DAVID BROOKS: [to no one] THIS IS NORMAL. HE IS ASKING IF WE WOULD LIKE PEPPER, A SPICE, ON OUR FOOD
— Simon Maloy (@SimonMaloy) July 11, 2017
I hope David Brooks’ friend is cool with being portrayed as a dumb yokel who fled with terror from sandwiches
— Jack Mirkinson (@jackmirkinson) July 11, 2017
But to many, Brooks has a point on how the “college-educated class” is keeping its “privileged status”:
Are you focusing on the sandwich paragraph cuz it's easier to make fun of David Brooks than it is to debate zoning and college admissions?
— Gabe Rubin (@Rubinations) July 11, 2017
I mean, the thing about Brooks’ piece is that if you take out the grafs on sandwiches (sorry: fucking snobby ass sandwiches) it’s … true.
— Sonny Bunch (@SonnyBunch) July 11, 2017
In a otherwise crappy David Brooks piece there is this nugget of truth… pic.twitter.com/uA9CzyEcpU
— Hrag (@hragv) July 11, 2017
Here’s the opener:
Over the past generation, members of the college-educated class have become amazingly good at making sure their children retain their privileged status. They have also become devastatingly good at making sure the children of other classes have limited chances to join their ranks.

.....

- **Task item A**:
Answer these questions using the David Brooks excerpt.
(i) What spice does the first quoted post mention?
(ii) Which two topics does Gabe Rubin say are harder to debate than the sandwich paragraph?
(iii) According to the opener, what have members of the college-educated class become amazingly good at?
- **Task item B**:
Reproduce the stretch of the David Brooks excerpt from "DAVID BROOKS: [to" through "it’s … true.".
- **Task item C**:
Proceed with the David Brooks excerpt, writing on from its final sentence.
The data that comes next has no role here.

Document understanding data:
.....

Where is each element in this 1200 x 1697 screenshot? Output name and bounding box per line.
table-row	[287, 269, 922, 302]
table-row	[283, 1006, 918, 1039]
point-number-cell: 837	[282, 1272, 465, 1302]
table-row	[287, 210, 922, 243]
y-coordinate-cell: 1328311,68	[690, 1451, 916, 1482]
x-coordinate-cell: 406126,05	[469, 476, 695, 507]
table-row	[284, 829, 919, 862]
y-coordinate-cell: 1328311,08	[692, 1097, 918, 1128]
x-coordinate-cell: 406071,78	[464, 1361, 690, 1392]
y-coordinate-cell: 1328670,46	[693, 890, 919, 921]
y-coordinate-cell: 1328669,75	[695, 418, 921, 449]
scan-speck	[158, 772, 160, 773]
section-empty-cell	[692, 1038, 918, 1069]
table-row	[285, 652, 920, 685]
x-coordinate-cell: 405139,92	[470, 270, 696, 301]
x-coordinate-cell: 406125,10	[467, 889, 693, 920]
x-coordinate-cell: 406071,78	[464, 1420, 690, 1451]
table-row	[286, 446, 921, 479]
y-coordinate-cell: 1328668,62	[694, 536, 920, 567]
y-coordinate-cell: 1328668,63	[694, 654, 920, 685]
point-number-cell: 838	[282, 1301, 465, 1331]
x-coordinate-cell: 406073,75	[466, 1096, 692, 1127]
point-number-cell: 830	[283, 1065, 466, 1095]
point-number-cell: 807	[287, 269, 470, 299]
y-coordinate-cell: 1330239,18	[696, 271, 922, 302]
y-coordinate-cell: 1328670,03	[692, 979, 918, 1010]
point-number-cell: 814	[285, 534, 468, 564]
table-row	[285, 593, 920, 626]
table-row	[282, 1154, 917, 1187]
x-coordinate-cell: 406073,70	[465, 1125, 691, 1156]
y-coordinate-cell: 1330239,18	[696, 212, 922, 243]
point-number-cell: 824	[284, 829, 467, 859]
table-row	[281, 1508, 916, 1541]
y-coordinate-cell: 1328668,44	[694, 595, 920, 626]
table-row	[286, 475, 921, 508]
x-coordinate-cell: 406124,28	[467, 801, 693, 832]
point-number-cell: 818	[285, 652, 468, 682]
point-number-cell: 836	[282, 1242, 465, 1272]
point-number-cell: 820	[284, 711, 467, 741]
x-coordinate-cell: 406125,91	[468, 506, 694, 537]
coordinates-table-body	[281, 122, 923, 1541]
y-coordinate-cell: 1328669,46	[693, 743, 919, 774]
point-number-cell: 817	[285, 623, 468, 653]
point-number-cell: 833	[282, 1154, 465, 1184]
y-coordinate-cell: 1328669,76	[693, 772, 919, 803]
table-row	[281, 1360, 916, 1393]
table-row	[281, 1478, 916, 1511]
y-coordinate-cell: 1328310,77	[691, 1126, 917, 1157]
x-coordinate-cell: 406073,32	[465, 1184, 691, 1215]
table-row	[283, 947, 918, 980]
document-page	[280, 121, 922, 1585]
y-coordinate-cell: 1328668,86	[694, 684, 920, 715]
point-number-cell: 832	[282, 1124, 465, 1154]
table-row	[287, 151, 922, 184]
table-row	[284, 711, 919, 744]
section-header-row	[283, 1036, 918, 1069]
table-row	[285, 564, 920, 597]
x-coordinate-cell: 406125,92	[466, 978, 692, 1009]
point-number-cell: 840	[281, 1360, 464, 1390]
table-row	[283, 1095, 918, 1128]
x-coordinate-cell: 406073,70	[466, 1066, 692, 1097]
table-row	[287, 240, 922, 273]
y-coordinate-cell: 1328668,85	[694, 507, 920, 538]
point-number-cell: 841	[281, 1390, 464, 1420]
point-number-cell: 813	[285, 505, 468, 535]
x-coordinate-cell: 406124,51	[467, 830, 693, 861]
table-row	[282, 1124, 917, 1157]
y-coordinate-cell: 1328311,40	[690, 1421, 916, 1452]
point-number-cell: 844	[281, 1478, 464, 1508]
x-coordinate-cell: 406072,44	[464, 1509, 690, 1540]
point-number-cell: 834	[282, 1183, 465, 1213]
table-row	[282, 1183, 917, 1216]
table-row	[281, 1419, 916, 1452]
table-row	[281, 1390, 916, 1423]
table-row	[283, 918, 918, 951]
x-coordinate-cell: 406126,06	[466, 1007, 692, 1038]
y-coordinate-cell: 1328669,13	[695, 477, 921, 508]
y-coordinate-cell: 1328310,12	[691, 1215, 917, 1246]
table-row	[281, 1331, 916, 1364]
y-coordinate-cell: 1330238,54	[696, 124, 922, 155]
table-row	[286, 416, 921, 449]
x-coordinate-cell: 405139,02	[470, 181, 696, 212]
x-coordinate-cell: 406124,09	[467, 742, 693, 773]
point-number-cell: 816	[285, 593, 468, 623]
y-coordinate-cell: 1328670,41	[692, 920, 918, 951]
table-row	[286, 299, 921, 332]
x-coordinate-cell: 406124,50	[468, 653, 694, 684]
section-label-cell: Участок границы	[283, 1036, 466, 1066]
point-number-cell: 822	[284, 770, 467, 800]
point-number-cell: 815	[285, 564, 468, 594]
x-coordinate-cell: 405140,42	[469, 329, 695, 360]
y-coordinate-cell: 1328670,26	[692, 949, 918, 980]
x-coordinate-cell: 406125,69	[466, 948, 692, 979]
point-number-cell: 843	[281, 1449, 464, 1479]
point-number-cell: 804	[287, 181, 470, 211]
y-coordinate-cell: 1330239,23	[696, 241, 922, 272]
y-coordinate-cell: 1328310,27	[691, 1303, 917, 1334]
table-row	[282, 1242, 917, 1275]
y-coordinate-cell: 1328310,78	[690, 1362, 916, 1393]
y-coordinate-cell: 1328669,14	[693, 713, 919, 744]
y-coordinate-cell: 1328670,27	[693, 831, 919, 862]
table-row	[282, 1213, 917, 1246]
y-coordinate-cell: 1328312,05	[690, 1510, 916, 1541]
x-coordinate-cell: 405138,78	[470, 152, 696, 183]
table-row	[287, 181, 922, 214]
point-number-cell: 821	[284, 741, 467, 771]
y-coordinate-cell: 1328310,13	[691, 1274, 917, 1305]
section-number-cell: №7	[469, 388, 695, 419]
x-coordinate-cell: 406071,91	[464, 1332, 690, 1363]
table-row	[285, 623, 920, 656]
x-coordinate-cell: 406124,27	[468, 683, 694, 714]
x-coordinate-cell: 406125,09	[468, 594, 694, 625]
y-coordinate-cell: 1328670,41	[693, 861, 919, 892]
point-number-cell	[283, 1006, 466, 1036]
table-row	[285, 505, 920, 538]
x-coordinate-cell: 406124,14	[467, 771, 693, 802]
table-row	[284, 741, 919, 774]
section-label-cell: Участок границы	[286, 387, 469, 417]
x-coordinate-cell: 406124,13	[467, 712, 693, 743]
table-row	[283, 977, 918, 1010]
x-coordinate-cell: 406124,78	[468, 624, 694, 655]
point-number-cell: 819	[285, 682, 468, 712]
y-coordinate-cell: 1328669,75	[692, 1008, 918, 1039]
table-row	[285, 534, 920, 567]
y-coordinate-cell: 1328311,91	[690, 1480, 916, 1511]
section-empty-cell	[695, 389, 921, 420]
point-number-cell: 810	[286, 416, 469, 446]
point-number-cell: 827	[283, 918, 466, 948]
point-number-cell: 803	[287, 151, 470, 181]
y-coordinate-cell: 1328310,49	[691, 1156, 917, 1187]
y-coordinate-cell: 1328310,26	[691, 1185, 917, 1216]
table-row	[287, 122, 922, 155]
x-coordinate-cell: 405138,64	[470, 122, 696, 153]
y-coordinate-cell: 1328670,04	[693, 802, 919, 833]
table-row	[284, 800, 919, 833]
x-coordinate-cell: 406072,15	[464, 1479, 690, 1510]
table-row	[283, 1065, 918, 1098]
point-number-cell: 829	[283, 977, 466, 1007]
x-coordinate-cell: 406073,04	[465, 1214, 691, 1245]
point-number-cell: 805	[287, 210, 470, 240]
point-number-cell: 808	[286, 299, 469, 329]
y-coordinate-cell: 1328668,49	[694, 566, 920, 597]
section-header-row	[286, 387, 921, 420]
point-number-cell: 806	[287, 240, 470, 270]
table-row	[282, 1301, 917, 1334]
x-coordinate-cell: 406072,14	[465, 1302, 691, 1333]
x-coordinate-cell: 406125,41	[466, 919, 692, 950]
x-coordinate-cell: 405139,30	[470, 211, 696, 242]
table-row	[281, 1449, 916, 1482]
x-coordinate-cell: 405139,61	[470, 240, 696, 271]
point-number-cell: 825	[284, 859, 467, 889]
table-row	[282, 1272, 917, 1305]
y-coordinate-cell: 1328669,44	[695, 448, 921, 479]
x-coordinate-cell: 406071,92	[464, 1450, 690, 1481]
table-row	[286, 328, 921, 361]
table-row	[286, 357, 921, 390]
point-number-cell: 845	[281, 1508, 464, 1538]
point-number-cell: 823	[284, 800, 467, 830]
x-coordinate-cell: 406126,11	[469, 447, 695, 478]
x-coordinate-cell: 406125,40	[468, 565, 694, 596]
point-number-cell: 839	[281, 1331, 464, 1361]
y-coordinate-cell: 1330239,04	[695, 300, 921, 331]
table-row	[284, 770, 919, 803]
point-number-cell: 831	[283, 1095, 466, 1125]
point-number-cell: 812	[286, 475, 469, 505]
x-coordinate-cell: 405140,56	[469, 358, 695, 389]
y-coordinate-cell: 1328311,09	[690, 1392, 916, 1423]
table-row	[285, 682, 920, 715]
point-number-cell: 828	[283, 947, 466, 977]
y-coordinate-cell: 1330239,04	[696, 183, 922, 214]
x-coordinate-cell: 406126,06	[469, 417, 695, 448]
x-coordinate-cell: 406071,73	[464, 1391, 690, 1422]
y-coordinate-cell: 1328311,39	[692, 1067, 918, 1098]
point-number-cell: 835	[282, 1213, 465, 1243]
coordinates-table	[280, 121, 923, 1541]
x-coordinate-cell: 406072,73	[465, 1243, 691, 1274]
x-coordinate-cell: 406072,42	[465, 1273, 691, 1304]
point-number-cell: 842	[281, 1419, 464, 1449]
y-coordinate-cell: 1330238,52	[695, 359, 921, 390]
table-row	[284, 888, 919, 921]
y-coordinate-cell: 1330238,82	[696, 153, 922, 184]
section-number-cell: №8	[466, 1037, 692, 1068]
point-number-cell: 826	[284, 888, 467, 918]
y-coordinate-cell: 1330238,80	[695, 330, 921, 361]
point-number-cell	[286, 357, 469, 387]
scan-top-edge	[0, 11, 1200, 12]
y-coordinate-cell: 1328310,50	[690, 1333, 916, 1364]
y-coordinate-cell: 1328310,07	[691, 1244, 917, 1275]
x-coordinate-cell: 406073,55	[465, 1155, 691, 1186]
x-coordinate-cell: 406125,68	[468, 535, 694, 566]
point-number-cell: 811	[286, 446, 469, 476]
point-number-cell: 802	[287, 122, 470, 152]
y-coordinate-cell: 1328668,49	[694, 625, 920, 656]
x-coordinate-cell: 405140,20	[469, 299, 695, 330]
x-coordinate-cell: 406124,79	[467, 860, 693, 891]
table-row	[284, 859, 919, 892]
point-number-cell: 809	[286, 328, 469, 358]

.....

- **Your response A**:
(i) Pepper.
(ii) Zoning and college admissions.
(iii) Making sure their children retain their privileged status.

- **Your response B**:
DAVID BROOKS: [to no one] THIS IS NORMAL. HE IS ASKING IF WE WOULD LIKE PEPPER, A SPICE, ON OUR FOOD
— Simon Maloy (@SimonMaloy) July 11, 2017
I hope David Brooks’ friend is cool with being portrayed as a dumb yokel who fled with terror from sandwiches
— Jack Mirkinson (@jackmirkinson) July 11, 2017
But to many, Brooks has a point on how the “college-educated class” is keeping its “privileged status”:
Are you focusing on the sandwich paragraph cuz it's easier to make fun of David Brooks than it is to debate zoning and college admissions?
— Gabe Rubin (@Rubinations) July 11, 2017
I mean, the thing about Brooks’ piece is that if you take out the grafs on sandwiches (sorry: fucking snobby ass sandwiches) it’s … true.

- **Your response C**:
How they’ve managed to do the first task — giving their own children a leg up — is pretty obvious. It’s the pediacracy, stupid. Over the past few decades, upper-middle-class Americans have embraced behavior codes that put cultivating successful children at the center of life. As soon as they get money, they turn it into investments in their kids.
It’s when we turn to the next task — excluding other people’s children from the same opportunities — that things become morally dicey. Richard Reeves of the Brookings Institution recently published a book called “Dream Hoarders” detailing some of the structural ways the well educated rig the system.
The most important is residential zoning restrictions. Well-educated people tend to live in places like Portland, New York and San Francisco that have housing and construction rules that keep the poor and less educated away from places with good schools and good job opportunities.